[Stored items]
-- Begin --
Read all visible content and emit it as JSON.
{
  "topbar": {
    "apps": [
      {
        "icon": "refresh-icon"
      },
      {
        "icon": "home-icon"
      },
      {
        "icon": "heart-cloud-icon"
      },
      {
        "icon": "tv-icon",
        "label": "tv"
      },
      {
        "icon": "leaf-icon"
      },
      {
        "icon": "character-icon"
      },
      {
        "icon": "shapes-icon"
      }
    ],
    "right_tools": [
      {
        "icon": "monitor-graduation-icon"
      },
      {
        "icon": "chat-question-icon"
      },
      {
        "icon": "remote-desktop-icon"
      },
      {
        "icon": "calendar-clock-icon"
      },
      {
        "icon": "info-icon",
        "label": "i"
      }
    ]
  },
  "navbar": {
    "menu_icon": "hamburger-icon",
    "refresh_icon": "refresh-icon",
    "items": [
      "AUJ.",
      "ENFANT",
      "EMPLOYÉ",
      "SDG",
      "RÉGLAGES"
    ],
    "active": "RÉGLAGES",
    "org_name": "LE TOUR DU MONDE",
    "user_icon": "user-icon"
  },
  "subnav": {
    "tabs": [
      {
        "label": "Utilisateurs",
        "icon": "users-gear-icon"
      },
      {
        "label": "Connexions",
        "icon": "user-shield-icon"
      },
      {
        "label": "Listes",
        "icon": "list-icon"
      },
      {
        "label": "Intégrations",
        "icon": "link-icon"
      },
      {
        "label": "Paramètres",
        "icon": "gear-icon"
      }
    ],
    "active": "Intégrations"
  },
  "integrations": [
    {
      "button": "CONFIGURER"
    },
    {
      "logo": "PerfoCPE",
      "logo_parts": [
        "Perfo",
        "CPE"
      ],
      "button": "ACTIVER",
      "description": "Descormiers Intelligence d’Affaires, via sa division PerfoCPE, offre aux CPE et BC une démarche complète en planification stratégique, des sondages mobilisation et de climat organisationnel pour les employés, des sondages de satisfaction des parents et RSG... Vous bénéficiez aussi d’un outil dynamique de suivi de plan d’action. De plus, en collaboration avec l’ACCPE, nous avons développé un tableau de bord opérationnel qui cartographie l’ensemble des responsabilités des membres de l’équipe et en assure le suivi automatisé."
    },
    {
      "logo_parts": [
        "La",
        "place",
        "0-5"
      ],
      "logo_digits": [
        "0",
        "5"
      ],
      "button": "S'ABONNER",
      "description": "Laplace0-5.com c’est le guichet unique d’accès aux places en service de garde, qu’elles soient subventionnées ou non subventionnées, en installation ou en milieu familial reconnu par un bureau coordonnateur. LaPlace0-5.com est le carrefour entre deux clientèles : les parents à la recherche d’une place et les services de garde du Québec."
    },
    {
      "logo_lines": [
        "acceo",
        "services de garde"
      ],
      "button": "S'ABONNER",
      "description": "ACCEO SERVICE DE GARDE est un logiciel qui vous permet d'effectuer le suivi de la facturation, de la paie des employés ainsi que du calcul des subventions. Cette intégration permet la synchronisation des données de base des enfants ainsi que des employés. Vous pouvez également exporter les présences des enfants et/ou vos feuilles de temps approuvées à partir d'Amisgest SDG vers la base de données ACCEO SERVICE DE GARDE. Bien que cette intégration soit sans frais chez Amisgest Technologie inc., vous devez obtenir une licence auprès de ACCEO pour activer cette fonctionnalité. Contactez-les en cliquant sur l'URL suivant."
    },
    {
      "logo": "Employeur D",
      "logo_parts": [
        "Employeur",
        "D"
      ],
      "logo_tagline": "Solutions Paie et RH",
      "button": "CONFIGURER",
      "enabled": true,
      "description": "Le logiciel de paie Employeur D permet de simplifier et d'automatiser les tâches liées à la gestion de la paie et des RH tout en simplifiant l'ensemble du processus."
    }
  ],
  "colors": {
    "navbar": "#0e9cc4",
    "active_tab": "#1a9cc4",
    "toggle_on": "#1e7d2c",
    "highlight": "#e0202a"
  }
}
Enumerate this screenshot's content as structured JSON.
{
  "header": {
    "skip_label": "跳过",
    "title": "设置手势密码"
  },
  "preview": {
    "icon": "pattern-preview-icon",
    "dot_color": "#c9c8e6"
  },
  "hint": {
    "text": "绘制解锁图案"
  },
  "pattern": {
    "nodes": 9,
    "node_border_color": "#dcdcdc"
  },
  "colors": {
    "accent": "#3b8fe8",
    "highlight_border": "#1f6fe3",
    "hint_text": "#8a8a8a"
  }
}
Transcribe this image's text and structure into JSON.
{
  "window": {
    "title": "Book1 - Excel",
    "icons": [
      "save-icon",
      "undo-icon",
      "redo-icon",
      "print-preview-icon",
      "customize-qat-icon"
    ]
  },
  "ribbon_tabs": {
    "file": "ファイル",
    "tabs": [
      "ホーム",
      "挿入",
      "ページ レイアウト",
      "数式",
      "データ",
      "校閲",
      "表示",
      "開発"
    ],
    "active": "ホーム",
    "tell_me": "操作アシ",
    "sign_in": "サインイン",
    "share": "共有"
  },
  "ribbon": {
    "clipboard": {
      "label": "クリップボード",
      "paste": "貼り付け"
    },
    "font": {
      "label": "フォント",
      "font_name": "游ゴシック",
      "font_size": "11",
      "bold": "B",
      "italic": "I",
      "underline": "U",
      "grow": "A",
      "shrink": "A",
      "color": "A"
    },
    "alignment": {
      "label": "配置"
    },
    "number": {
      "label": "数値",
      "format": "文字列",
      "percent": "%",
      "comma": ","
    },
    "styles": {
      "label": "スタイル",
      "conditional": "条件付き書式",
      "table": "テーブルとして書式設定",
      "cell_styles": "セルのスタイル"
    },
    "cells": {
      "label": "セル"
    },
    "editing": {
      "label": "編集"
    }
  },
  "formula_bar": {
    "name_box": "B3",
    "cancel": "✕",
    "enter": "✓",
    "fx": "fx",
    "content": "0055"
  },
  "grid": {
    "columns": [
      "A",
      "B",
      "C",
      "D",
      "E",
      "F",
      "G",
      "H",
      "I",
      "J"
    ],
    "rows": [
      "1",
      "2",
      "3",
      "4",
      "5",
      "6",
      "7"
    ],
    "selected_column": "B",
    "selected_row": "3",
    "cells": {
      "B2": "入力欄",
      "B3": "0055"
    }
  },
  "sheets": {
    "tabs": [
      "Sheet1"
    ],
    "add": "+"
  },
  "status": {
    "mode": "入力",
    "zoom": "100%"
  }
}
-- End --
### AIM OF THE EXERCISE
Restate the whole of the material exactly.

### EXERCISE SOLUTION
Read all visible content and emit it as JSON.
{
  "topbar": {
    "apps": [
      {
        "icon": "refresh-icon"
      },
      {
        "icon": "home-icon"
      },
      {
        "icon": "heart-cloud-icon"
      },
      {
        "icon": "tv-icon",
        "label": "tv"
      },
      {
        "icon": "leaf-icon"
      },
      {
        "icon": "character-icon"
      },
      {
        "icon": "shapes-icon"
      }
    ],
    "right_tools": [
      {
        "icon": "monitor-graduation-icon"
      },
      {
        "icon": "chat-question-icon"
      },
      {
        "icon": "remote-desktop-icon"
      },
      {
        "icon": "calendar-clock-icon"
      },
      {
        "icon": "info-icon",
        "label": "i"
      }
    ]
  },
  "navbar": {
    "menu_icon": "hamburger-icon",
    "refresh_icon": "refresh-icon",
    "items": [
      "AUJ.",
      "ENFANT",
      "EMPLOYÉ",
      "SDG",
      "RÉGLAGES"
    ],
    "active": "RÉGLAGES",
    "org_name": "LE TOUR DU MONDE",
    "user_icon": "user-icon"
  },
  "subnav": {
    "tabs": [
      {
        "label": "Utilisateurs",
        "icon": "users-gear-icon"
      },
      {
        "label": "Connexions",
        "icon": "user-shield-icon"
      },
      {
        "label": "Listes",
        "icon": "list-icon"
      },
      {
        "label": "Intégrations",
        "icon": "link-icon"
      },
      {
        "label": "Paramètres",
        "icon": "gear-icon"
      }
    ],
    "active": "Intégrations"
  },
  "integrations": [
    {
      "button": "CONFIGURER"
    },
    {
      "logo": "PerfoCPE",
      "logo_parts": [
        "Perfo",
        "CPE"
      ],
      "button": "ACTIVER",
      "description": "Descormiers Intelligence d’Affaires, via sa division PerfoCPE, offre aux CPE et BC une démarche complète en planification stratégique, des sondages mobilisation et de climat organisationnel pour les employés, des sondages de satisfaction des parents et RSG... Vous bénéficiez aussi d’un outil dynamique de suivi de plan d’action. De plus, en collaboration avec l’ACCPE, nous avons développé un tableau de bord opérationnel qui cartographie l’ensemble des responsabilités des membres de l’équipe et en assure le suivi automatisé."
    },
    {
      "logo_parts": [
        "La",
        "place",
        "0-5"
      ],
      "logo_digits": [
        "0",
        "5"
      ],
      "button": "S'ABONNER",
      "description": "Laplace0-5.com c’est le guichet unique d’accès aux places en service de garde, qu’elles soient subventionnées ou non subventionnées, en installation ou en milieu familial reconnu par un bureau coordonnateur. LaPlace0-5.com est le carrefour entre deux clientèles : les parents à la recherche d’une place et les services de garde du Québec."
    },
    {
      "logo_lines": [
        "acceo",
        "services de garde"
      ],
      "button": "S'ABONNER",
      "description": "ACCEO SERVICE DE GARDE est un logiciel qui vous permet d'effectuer le suivi de la facturation, de la paie des employés ainsi que du calcul des subventions. Cette intégration permet la synchronisation des données de base des enfants ainsi que des employés. Vous pouvez également exporter les présences des enfants et/ou vos feuilles de temps approuvées à partir d'Amisgest SDG vers la base de données ACCEO SERVICE DE GARDE. Bien que cette intégration soit sans frais chez Amisgest Technologie inc., vous devez obtenir une licence auprès de ACCEO pour activer cette fonctionnalité. Contactez-les en cliquant sur l'URL suivant."
    },
    {
      "logo": "Employeur D",
      "logo_parts": [
        "Employeur",
        "D"
      ],
      "logo_tagline": "Solutions Paie et RH",
      "button": "CONFIGURER",
      "enabled": true,
      "description": "Le logiciel de paie Employeur D permet de simplifier et d'automatiser les tâches liées à la gestion de la paie et des RH tout en simplifiant l'ensemble du processus."
    }
  ],
  "colors": {
    "navbar": "#0e9cc4",
    "active_tab": "#1a9cc4",
    "toggle_on": "#1e7d2c",
    "highlight": "#e0202a"
  }
}
Enumerate this screenshot's content as structured JSON.
{
  "header": {
    "skip_label": "跳过",
    "title": "设置手势密码"
  },
  "preview": {
    "icon": "pattern-preview-icon",
    "dot_color": "#c9c8e6"
  },
  "hint": {
    "text": "绘制解锁图案"
  },
  "pattern": {
    "nodes": 9,
    "node_border_color": "#dcdcdc"
  },
  "colors": {
    "accent": "#3b8fe8",
    "highlight_border": "#1f6fe3",
    "hint_text": "#8a8a8a"
  }
}
Transcribe this image's text and structure into JSON.
{
  "window": {
    "title": "Book1 - Excel",
    "icons": [
      "save-icon",
      "undo-icon",
      "redo-icon",
      "print-preview-icon",
      "customize-qat-icon"
    ]
  },
  "ribbon_tabs": {
    "file": "ファイル",
    "tabs": [
      "ホーム",
      "挿入",
      "ページ レイアウト",
      "数式",
      "データ",
      "校閲",
      "表示",
      "開発"
    ],
    "active": "ホーム",
    "tell_me": "操作アシ",
    "sign_in": "サインイン",
    "share": "共有"
  },
  "ribbon": {
    "clipboard": {
      "label": "クリップボード",
      "paste": "貼り付け"
    },
    "font": {
      "label": "フォント",
      "font_name": "游ゴシック",
      "font_size": "11",
      "bold": "B",
      "italic": "I",
      "underline": "U",
      "grow": "A",
      "shrink": "A",
      "color": "A"
    },
    "alignment": {
      "label": "配置"
    },
    "number": {
      "label": "数値",
      "format": "文字列",
      "percent": "%",
      "comma": ","
    },
    "styles": {
      "label": "スタイル",
      "conditional": "条件付き書式",
      "table": "テーブルとして書式設定",
      "cell_styles": "セルのスタイル"
    },
    "cells": {
      "label": "セル"
    },
    "editing": {
      "label": "編集"
    }
  },
  "formula_bar": {
    "name_box": "B3",
    "cancel": "✕",
    "enter": "✓",
    "fx": "fx",
    "content": "0055"
  },
  "grid": {
    "columns": [
      "A",
      "B",
      "C",
      "D",
      "E",
      "F",
      "G",
      "H",
      "I",
      "J"
    ],
    "rows": [
      "1",
      "2",
      "3",
      "4",
      "5",
      "6",
      "7"
    ],
    "selected_column": "B",
    "selected_row": "3",
    "cells": {
      "B2": "入力欄",
      "B3": "0055"
    }
  },
  "sheets": {
    "tabs": [
      "Sheet1"
    ],
    "add": "+"
  },
  "status": {
    "mode": "入力",
    "zoom": "100%"
  }
}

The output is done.